----- Available data -----

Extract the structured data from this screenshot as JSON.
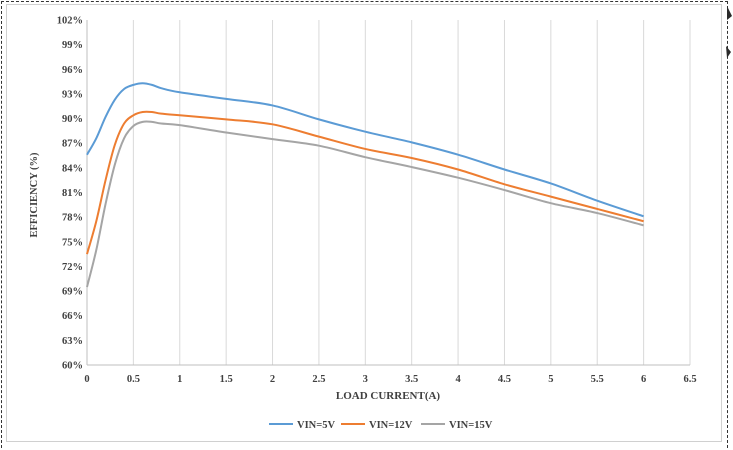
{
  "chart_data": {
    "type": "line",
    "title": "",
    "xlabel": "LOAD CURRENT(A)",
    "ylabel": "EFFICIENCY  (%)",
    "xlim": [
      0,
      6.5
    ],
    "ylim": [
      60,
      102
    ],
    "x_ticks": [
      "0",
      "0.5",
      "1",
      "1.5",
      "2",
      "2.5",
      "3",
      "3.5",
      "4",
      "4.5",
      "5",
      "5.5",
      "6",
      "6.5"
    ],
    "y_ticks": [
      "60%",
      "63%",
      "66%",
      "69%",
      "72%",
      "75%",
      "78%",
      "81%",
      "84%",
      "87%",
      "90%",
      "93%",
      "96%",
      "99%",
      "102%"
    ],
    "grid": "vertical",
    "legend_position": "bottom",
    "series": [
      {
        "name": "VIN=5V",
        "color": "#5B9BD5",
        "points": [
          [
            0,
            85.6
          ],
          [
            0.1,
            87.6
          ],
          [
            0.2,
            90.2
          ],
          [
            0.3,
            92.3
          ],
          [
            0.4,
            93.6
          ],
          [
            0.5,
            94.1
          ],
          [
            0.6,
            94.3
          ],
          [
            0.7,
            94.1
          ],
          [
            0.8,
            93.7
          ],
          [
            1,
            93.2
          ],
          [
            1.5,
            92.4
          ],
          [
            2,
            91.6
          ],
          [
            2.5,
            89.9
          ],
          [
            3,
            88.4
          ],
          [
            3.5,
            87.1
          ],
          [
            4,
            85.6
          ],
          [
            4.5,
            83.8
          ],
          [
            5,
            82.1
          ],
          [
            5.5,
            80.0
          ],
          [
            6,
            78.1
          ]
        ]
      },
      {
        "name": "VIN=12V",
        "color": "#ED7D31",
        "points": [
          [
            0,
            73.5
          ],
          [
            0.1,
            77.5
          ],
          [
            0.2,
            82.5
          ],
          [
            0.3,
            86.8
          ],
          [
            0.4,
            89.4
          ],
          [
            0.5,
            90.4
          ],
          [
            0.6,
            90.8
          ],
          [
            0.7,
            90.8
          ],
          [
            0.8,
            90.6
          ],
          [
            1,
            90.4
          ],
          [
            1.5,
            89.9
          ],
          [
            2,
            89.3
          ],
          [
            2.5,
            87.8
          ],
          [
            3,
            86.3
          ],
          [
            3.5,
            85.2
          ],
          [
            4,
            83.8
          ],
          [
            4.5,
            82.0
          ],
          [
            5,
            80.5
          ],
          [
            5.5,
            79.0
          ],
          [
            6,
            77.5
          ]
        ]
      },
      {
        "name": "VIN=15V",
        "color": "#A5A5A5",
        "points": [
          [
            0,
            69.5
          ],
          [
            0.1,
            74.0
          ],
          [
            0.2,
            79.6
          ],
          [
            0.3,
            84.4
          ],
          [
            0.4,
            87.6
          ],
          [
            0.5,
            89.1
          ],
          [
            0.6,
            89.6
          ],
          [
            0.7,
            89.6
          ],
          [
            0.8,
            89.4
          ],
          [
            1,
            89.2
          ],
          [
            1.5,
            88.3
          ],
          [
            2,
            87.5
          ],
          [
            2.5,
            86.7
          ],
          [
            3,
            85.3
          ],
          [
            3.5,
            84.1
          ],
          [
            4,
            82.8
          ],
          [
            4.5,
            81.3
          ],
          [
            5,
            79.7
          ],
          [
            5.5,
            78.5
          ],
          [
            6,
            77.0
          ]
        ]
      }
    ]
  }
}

-----

● Task
The pictures should not be reproduced; quote all of the other material exactly.

● Response to this task
Extract the structured data from this screenshot as JSON.
{
  "chart_data": {
    "type": "line",
    "title": "",
    "xlabel": "LOAD CURRENT(A)",
    "ylabel": "EFFICIENCY  (%)",
    "xlim": [
      0,
      6.5
    ],
    "ylim": [
      60,
      102
    ],
    "x_ticks": [
      "0",
      "0.5",
      "1",
      "1.5",
      "2",
      "2.5",
      "3",
      "3.5",
      "4",
      "4.5",
      "5",
      "5.5",
      "6",
      "6.5"
    ],
    "y_ticks": [
      "60%",
      "63%",
      "66%",
      "69%",
      "72%",
      "75%",
      "78%",
      "81%",
      "84%",
      "87%",
      "90%",
      "93%",
      "96%",
      "99%",
      "102%"
    ],
    "grid": "vertical",
    "legend_position": "bottom",
    "series": [
      {
        "name": "VIN=5V",
        "color": "#5B9BD5",
        "points": [
          [
            0,
            85.6
          ],
          [
            0.1,
            87.6
          ],
          [
            0.2,
            90.2
          ],
          [
            0.3,
            92.3
          ],
          [
            0.4,
            93.6
          ],
          [
            0.5,
            94.1
          ],
          [
            0.6,
            94.3
          ],
          [
            0.7,
            94.1
          ],
          [
            0.8,
            93.7
          ],
          [
            1,
            93.2
          ],
          [
            1.5,
            92.4
          ],
          [
            2,
            91.6
          ],
          [
            2.5,
            89.9
          ],
          [
            3,
            88.4
          ],
          [
            3.5,
            87.1
          ],
          [
            4,
            85.6
          ],
          [
            4.5,
            83.8
          ],
          [
            5,
            82.1
          ],
          [
            5.5,
            80.0
          ],
          [
            6,
            78.1
          ]
        ]
      },
      {
        "name": "VIN=12V",
        "color": "#ED7D31",
        "points": [
          [
            0,
            73.5
          ],
          [
            0.1,
            77.5
          ],
          [
            0.2,
            82.5
          ],
          [
            0.3,
            86.8
          ],
          [
            0.4,
            89.4
          ],
          [
            0.5,
            90.4
          ],
          [
            0.6,
            90.8
          ],
          [
            0.7,
            90.8
          ],
          [
            0.8,
            90.6
          ],
          [
            1,
            90.4
          ],
          [
            1.5,
            89.9
          ],
          [
            2,
            89.3
          ],
          [
            2.5,
            87.8
          ],
          [
            3,
            86.3
          ],
          [
            3.5,
            85.2
          ],
          [
            4,
            83.8
          ],
          [
            4.5,
            82.0
          ],
          [
            5,
            80.5
          ],
          [
            5.5,
            79.0
          ],
          [
            6,
            77.5
          ]
        ]
      },
      {
        "name": "VIN=15V",
        "color": "#A5A5A5",
        "points": [
          [
            0,
            69.5
          ],
          [
            0.1,
            74.0
          ],
          [
            0.2,
            79.6
          ],
          [
            0.3,
            84.4
          ],
          [
            0.4,
            87.6
          ],
          [
            0.5,
            89.1
          ],
          [
            0.6,
            89.6
          ],
          [
            0.7,
            89.6
          ],
          [
            0.8,
            89.4
          ],
          [
            1,
            89.2
          ],
          [
            1.5,
            88.3
          ],
          [
            2,
            87.5
          ],
          [
            2.5,
            86.7
          ],
          [
            3,
            85.3
          ],
          [
            3.5,
            84.1
          ],
          [
            4,
            82.8
          ],
          [
            4.5,
            81.3
          ],
          [
            5,
            79.7
          ],
          [
            5.5,
            78.5
          ],
          [
            6,
            77.0
          ]
        ]
      }
    ]
  }
}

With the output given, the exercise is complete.